* EXERCISE MATERIALS
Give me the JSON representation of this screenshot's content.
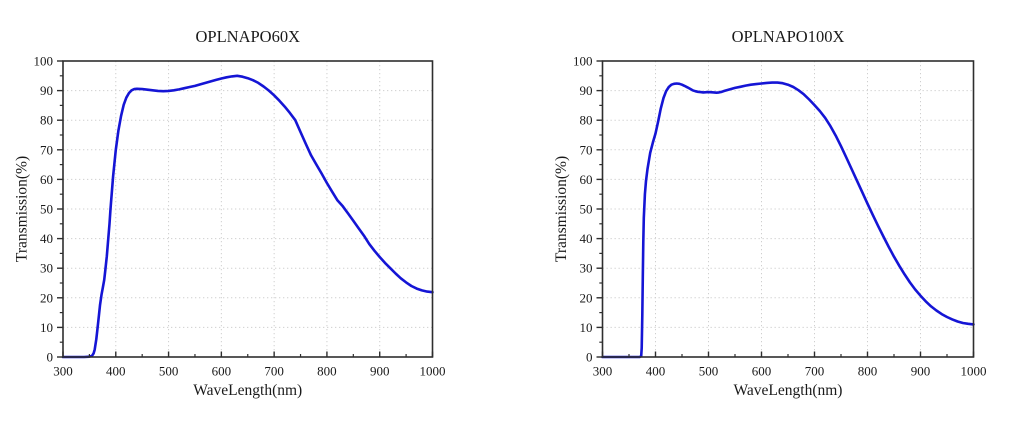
{
  "figure": {
    "background": "#ffffff",
    "description_colors": {
      "curve_blue": "#1515d5",
      "axis": "#2e2e2e",
      "grid": "#cfcfcf",
      "text": "#1a1a1a"
    }
  },
  "chart_data": [
    {
      "type": "line",
      "title": "OPLNAPO60X",
      "xlabel": "WaveLength(nm)",
      "ylabel": "Transmission(%)",
      "xlim": [
        300,
        1000
      ],
      "ylim": [
        0,
        100
      ],
      "xticks": [
        300,
        400,
        500,
        600,
        700,
        800,
        900,
        1000
      ],
      "xtick_labels": [
        "300",
        "400",
        "500",
        "600",
        "700",
        "800",
        "900",
        "1000"
      ],
      "yticks": [
        0,
        10,
        20,
        30,
        40,
        50,
        60,
        70,
        80,
        90,
        100
      ],
      "ytick_labels": [
        "0",
        "10",
        "20",
        "30",
        "40",
        "50",
        "60",
        "70",
        "80",
        "90",
        "100"
      ],
      "x_minor_step": 50,
      "y_minor_step": 5,
      "grid": "dotted-major-both-axes",
      "legend": "none",
      "line_color": "#1515d5",
      "series": [
        {
          "name": "OPLNAPO60X transmission",
          "points": [
            [
              300,
              0
            ],
            [
              320,
              0
            ],
            [
              340,
              0
            ],
            [
              350,
              0.1
            ],
            [
              355,
              0.4
            ],
            [
              358,
              1.2
            ],
            [
              360,
              2.5
            ],
            [
              363,
              6
            ],
            [
              365,
              9
            ],
            [
              368,
              14
            ],
            [
              370,
              17.5
            ],
            [
              373,
              21
            ],
            [
              375,
              23
            ],
            [
              378,
              26
            ],
            [
              380,
              29
            ],
            [
              383,
              34
            ],
            [
              385,
              38.5
            ],
            [
              388,
              45
            ],
            [
              390,
              50
            ],
            [
              395,
              61
            ],
            [
              400,
              70
            ],
            [
              405,
              76.5
            ],
            [
              410,
              81.5
            ],
            [
              415,
              85.2
            ],
            [
              420,
              87.6
            ],
            [
              425,
              89.2
            ],
            [
              430,
              90.1
            ],
            [
              435,
              90.5
            ],
            [
              440,
              90.6
            ],
            [
              450,
              90.5
            ],
            [
              460,
              90.3
            ],
            [
              470,
              90.1
            ],
            [
              480,
              89.9
            ],
            [
              490,
              89.8
            ],
            [
              500,
              89.9
            ],
            [
              510,
              90.1
            ],
            [
              520,
              90.4
            ],
            [
              530,
              90.8
            ],
            [
              540,
              91.2
            ],
            [
              550,
              91.6
            ],
            [
              560,
              92.1
            ],
            [
              570,
              92.6
            ],
            [
              580,
              93.1
            ],
            [
              590,
              93.6
            ],
            [
              600,
              94.1
            ],
            [
              610,
              94.5
            ],
            [
              620,
              94.8
            ],
            [
              630,
              95
            ],
            [
              640,
              94.7
            ],
            [
              650,
              94.2
            ],
            [
              660,
              93.5
            ],
            [
              670,
              92.6
            ],
            [
              680,
              91.4
            ],
            [
              690,
              90
            ],
            [
              700,
              88.4
            ],
            [
              710,
              86.6
            ],
            [
              720,
              84.6
            ],
            [
              730,
              82.4
            ],
            [
              740,
              80
            ],
            [
              750,
              76
            ],
            [
              760,
              72
            ],
            [
              770,
              68.1
            ],
            [
              780,
              65
            ],
            [
              790,
              62
            ],
            [
              800,
              58.8
            ],
            [
              810,
              55.8
            ],
            [
              820,
              52.9
            ],
            [
              830,
              50.9
            ],
            [
              840,
              48.5
            ],
            [
              850,
              46
            ],
            [
              860,
              43.5
            ],
            [
              870,
              41
            ],
            [
              880,
              38.2
            ],
            [
              890,
              35.9
            ],
            [
              900,
              33.8
            ],
            [
              910,
              31.8
            ],
            [
              920,
              30
            ],
            [
              930,
              28.2
            ],
            [
              940,
              26.6
            ],
            [
              950,
              25.2
            ],
            [
              960,
              24
            ],
            [
              970,
              23.1
            ],
            [
              980,
              22.5
            ],
            [
              990,
              22.1
            ],
            [
              1000,
              21.9
            ]
          ]
        }
      ]
    },
    {
      "type": "line",
      "title": "OPLNAPO100X",
      "xlabel": "WaveLength(nm)",
      "ylabel": "Transmission(%)",
      "xlim": [
        300,
        1000
      ],
      "ylim": [
        0,
        100
      ],
      "xticks": [
        300,
        400,
        500,
        600,
        700,
        800,
        900,
        1000
      ],
      "xtick_labels": [
        "300",
        "400",
        "500",
        "600",
        "700",
        "800",
        "900",
        "1000"
      ],
      "yticks": [
        0,
        10,
        20,
        30,
        40,
        50,
        60,
        70,
        80,
        90,
        100
      ],
      "ytick_labels": [
        "0",
        "10",
        "20",
        "30",
        "40",
        "50",
        "60",
        "70",
        "80",
        "90",
        "100"
      ],
      "x_minor_step": 50,
      "y_minor_step": 5,
      "grid": "dotted-major-both-axes",
      "legend": "none",
      "line_color": "#1515d5",
      "series": [
        {
          "name": "OPLNAPO100X transmission",
          "points": [
            [
              300,
              0
            ],
            [
              330,
              0
            ],
            [
              360,
              0
            ],
            [
              370,
              0
            ],
            [
              373,
              0.3
            ],
            [
              374,
              3
            ],
            [
              375,
              14
            ],
            [
              376,
              27
            ],
            [
              377,
              39
            ],
            [
              378,
              47
            ],
            [
              380,
              55
            ],
            [
              382,
              59.5
            ],
            [
              385,
              63.5
            ],
            [
              390,
              69
            ],
            [
              395,
              72.5
            ],
            [
              400,
              75.5
            ],
            [
              405,
              79.5
            ],
            [
              410,
              84
            ],
            [
              415,
              87.5
            ],
            [
              420,
              89.8
            ],
            [
              425,
              91.2
            ],
            [
              430,
              92
            ],
            [
              435,
              92.3
            ],
            [
              440,
              92.4
            ],
            [
              445,
              92.3
            ],
            [
              450,
              92
            ],
            [
              455,
              91.6
            ],
            [
              460,
              91.1
            ],
            [
              465,
              90.6
            ],
            [
              470,
              90.1
            ],
            [
              475,
              89.8
            ],
            [
              480,
              89.6
            ],
            [
              485,
              89.5
            ],
            [
              490,
              89.4
            ],
            [
              500,
              89.5
            ],
            [
              510,
              89.4
            ],
            [
              515,
              89.3
            ],
            [
              520,
              89.4
            ],
            [
              525,
              89.6
            ],
            [
              530,
              89.9
            ],
            [
              540,
              90.4
            ],
            [
              550,
              90.9
            ],
            [
              560,
              91.3
            ],
            [
              570,
              91.7
            ],
            [
              580,
              92
            ],
            [
              590,
              92.2
            ],
            [
              600,
              92.4
            ],
            [
              610,
              92.6
            ],
            [
              620,
              92.7
            ],
            [
              630,
              92.7
            ],
            [
              640,
              92.5
            ],
            [
              650,
              92
            ],
            [
              660,
              91.2
            ],
            [
              670,
              90.1
            ],
            [
              680,
              88.7
            ],
            [
              690,
              87
            ],
            [
              700,
              85.1
            ],
            [
              710,
              83.1
            ],
            [
              720,
              80.8
            ],
            [
              730,
              78
            ],
            [
              740,
              74.8
            ],
            [
              750,
              71.2
            ],
            [
              760,
              67.4
            ],
            [
              770,
              63.5
            ],
            [
              780,
              59.6
            ],
            [
              790,
              55.7
            ],
            [
              800,
              51.8
            ],
            [
              810,
              48
            ],
            [
              820,
              44.3
            ],
            [
              830,
              40.7
            ],
            [
              840,
              37.2
            ],
            [
              850,
              33.9
            ],
            [
              860,
              30.8
            ],
            [
              870,
              27.9
            ],
            [
              880,
              25.2
            ],
            [
              890,
              22.8
            ],
            [
              900,
              20.7
            ],
            [
              910,
              18.8
            ],
            [
              920,
              17.1
            ],
            [
              930,
              15.7
            ],
            [
              940,
              14.5
            ],
            [
              950,
              13.5
            ],
            [
              960,
              12.7
            ],
            [
              970,
              12
            ],
            [
              980,
              11.5
            ],
            [
              990,
              11.2
            ],
            [
              1000,
              11
            ]
          ]
        }
      ]
    }
  ]
}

* WHAT YOU SHOULD DO
Select all lines with the word "title" from the entries above.

* RESULT OF THE EXERCISE
      "title": "OPLNAPO60X",
      "title": "OPLNAPO100X",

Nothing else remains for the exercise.